* _The request_: Show all lines from the listing below that contain "Rank".

* _Entries provided_:
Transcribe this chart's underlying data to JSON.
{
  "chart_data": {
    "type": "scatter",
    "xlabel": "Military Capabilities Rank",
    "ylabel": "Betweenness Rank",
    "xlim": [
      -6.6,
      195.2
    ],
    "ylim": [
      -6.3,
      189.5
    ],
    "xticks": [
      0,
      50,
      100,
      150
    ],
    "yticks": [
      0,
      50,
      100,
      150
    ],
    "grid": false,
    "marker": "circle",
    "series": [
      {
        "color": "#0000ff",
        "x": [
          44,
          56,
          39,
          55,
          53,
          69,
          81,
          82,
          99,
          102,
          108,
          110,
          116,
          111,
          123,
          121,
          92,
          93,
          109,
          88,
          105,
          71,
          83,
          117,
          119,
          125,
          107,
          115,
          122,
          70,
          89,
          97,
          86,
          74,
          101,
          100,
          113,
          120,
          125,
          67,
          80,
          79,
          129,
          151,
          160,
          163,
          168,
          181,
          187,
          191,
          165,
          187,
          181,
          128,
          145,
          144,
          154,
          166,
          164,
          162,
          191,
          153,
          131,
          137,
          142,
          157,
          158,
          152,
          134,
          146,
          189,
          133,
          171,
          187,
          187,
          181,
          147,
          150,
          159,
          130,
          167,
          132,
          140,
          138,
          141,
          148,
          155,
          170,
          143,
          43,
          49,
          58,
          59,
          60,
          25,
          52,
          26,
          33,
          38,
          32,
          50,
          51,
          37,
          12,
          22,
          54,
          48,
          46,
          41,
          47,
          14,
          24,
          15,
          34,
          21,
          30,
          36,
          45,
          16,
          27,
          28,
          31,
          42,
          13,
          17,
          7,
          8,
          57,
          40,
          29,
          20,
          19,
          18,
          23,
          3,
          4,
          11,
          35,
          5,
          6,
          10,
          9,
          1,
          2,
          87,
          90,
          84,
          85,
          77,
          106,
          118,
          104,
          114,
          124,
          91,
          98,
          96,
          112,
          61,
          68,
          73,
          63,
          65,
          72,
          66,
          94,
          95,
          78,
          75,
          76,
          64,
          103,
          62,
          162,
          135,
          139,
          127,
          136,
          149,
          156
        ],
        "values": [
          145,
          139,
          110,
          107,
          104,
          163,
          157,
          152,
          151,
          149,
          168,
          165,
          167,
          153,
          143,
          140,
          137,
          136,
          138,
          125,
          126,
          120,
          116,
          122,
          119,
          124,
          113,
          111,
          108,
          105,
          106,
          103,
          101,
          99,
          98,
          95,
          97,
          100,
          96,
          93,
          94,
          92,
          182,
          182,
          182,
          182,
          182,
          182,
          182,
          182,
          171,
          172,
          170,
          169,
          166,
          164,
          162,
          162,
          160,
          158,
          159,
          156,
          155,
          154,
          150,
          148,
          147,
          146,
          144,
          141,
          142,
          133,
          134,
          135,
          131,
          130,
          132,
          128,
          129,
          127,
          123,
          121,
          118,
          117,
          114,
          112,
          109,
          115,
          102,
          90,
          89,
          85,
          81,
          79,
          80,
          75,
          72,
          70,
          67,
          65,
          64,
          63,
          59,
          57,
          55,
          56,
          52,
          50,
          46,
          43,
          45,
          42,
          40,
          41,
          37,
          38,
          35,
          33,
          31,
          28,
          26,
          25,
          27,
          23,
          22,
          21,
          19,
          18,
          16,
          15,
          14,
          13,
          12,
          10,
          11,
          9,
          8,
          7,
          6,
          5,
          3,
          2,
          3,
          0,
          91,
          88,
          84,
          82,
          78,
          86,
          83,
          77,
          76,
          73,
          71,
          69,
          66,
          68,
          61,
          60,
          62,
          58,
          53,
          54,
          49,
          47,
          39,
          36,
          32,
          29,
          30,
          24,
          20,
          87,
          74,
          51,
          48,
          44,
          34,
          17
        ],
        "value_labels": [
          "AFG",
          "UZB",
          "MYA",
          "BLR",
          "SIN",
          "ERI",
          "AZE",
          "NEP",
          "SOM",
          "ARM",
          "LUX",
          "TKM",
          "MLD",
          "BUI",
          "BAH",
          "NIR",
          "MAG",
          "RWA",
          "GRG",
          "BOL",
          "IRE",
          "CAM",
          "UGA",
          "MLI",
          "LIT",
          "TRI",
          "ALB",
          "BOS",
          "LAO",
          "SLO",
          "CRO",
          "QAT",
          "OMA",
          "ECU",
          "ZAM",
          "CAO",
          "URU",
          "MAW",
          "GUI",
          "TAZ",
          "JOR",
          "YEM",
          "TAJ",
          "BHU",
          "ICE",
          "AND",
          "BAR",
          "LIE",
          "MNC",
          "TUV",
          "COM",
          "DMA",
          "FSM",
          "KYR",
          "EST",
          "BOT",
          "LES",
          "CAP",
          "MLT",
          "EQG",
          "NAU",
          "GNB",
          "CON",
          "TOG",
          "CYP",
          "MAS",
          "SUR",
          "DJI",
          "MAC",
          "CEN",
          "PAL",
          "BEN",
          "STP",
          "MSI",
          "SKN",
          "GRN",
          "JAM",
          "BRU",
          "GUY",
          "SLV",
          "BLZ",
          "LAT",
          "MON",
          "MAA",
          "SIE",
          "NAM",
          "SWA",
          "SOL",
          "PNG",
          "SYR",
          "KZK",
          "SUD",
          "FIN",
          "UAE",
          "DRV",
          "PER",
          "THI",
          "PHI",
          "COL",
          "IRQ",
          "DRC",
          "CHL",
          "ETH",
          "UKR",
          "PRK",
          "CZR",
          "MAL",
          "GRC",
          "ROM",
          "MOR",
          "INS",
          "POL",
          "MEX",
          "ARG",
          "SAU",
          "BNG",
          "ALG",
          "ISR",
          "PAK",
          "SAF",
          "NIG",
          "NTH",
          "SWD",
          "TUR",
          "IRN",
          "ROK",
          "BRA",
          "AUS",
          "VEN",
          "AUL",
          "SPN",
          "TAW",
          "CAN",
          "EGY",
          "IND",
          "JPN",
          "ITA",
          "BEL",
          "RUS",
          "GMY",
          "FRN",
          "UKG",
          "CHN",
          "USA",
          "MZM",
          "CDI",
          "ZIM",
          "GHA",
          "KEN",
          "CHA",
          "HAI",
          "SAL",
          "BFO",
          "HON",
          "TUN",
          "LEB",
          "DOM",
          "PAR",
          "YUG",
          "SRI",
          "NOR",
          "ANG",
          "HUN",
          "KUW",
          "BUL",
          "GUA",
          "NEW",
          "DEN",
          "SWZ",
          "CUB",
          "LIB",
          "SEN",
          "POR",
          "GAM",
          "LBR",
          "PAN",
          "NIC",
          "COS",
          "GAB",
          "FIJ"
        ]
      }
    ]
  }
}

* _Complete answer_:
    "xlabel": "Military Capabilities Rank",
    "ylabel": "Betweenness Rank",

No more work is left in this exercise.